> _Problem description_: For every line in the records that has the word "Safety", make a copy.

> _Data supplied_:
--- Begin ---

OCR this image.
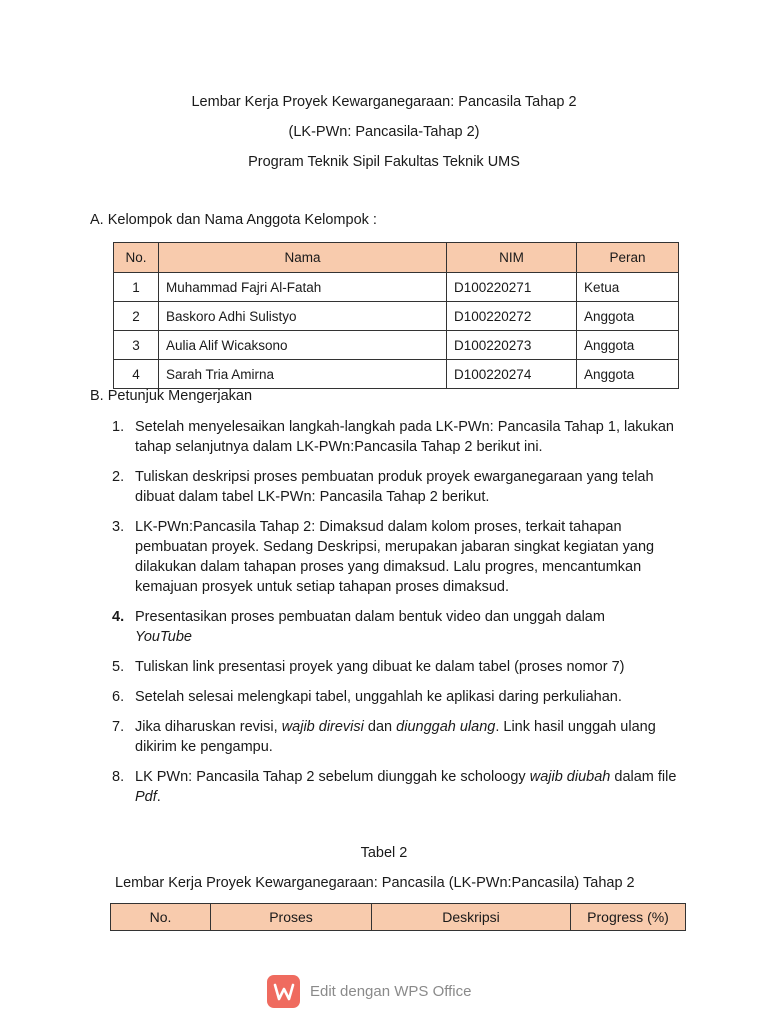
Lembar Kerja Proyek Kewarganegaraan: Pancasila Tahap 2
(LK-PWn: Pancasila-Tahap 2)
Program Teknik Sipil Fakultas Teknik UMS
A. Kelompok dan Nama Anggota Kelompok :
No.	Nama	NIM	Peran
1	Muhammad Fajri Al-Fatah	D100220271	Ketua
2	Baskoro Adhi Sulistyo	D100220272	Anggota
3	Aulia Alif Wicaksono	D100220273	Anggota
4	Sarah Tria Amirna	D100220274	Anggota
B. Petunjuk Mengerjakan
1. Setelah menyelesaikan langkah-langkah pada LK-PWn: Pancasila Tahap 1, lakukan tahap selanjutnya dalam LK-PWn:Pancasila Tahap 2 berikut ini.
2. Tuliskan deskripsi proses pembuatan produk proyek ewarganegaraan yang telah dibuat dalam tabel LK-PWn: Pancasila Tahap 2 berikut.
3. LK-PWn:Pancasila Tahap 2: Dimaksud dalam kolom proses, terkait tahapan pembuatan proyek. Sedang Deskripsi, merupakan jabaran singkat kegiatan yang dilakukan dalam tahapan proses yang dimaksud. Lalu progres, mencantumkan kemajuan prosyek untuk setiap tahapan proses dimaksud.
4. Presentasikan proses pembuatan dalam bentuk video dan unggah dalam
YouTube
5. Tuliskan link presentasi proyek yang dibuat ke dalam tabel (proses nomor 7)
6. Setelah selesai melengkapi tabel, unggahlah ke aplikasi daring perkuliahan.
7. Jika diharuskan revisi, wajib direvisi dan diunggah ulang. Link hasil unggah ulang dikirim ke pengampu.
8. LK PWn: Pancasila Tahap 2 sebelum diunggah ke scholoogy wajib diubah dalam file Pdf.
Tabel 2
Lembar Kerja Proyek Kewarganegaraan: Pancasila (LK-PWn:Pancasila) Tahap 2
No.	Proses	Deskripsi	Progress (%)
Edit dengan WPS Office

--- End ---
--- Begin ---

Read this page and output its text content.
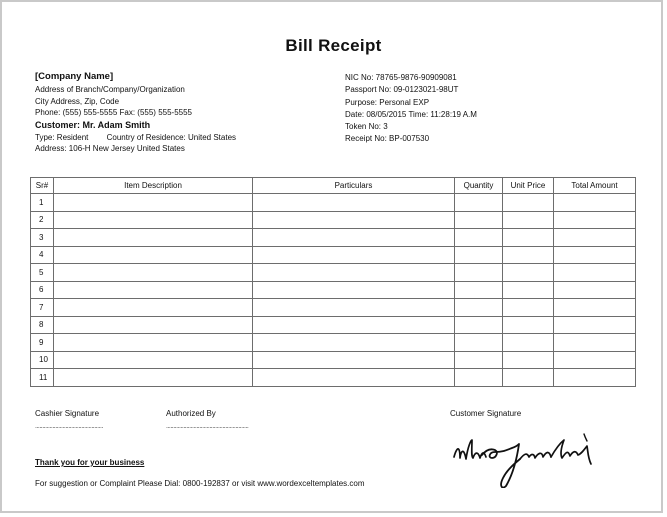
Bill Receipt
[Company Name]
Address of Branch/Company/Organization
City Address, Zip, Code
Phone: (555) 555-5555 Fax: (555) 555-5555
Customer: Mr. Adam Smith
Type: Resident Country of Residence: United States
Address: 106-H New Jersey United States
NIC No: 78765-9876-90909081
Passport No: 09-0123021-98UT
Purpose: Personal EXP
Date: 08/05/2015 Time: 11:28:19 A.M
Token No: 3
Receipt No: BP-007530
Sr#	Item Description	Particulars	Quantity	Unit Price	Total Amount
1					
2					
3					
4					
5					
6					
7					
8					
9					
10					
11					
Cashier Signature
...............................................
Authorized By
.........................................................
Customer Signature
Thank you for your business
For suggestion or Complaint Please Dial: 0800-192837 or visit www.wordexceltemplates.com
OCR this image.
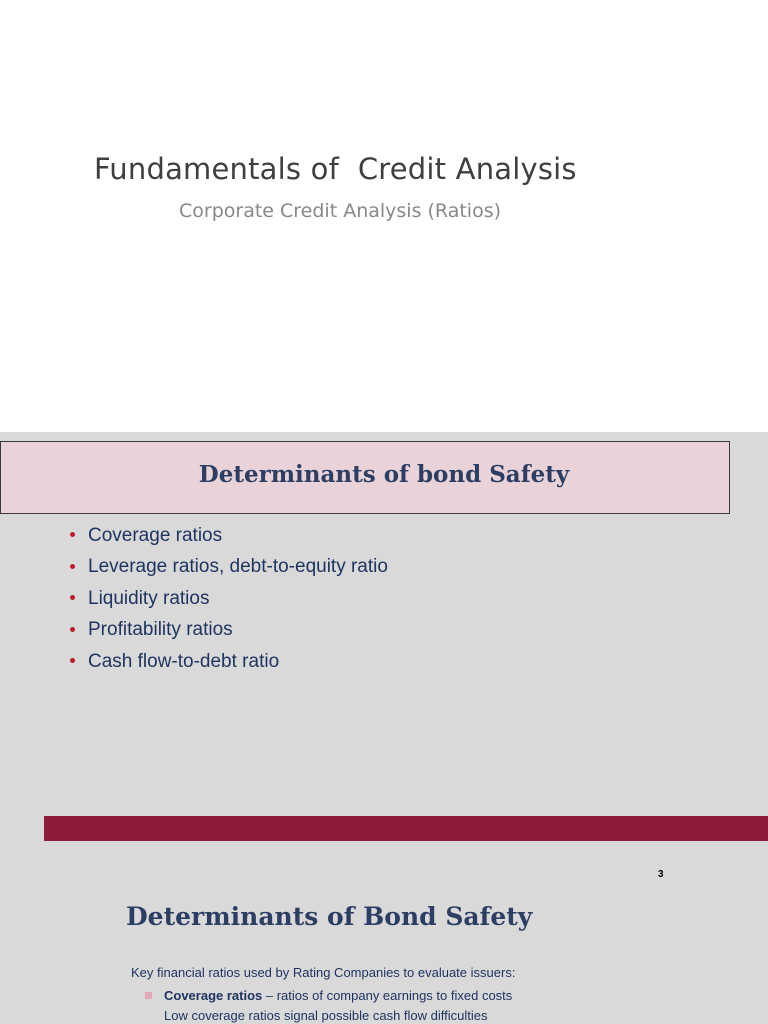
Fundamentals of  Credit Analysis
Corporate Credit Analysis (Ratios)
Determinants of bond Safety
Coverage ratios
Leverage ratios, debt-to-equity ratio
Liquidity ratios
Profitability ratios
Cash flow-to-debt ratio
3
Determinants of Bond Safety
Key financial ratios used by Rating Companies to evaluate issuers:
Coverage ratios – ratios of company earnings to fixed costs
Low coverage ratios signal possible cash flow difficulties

--- End ---

> _Correct result_:
Determinants of bond Safety
Determinants of Bond Safety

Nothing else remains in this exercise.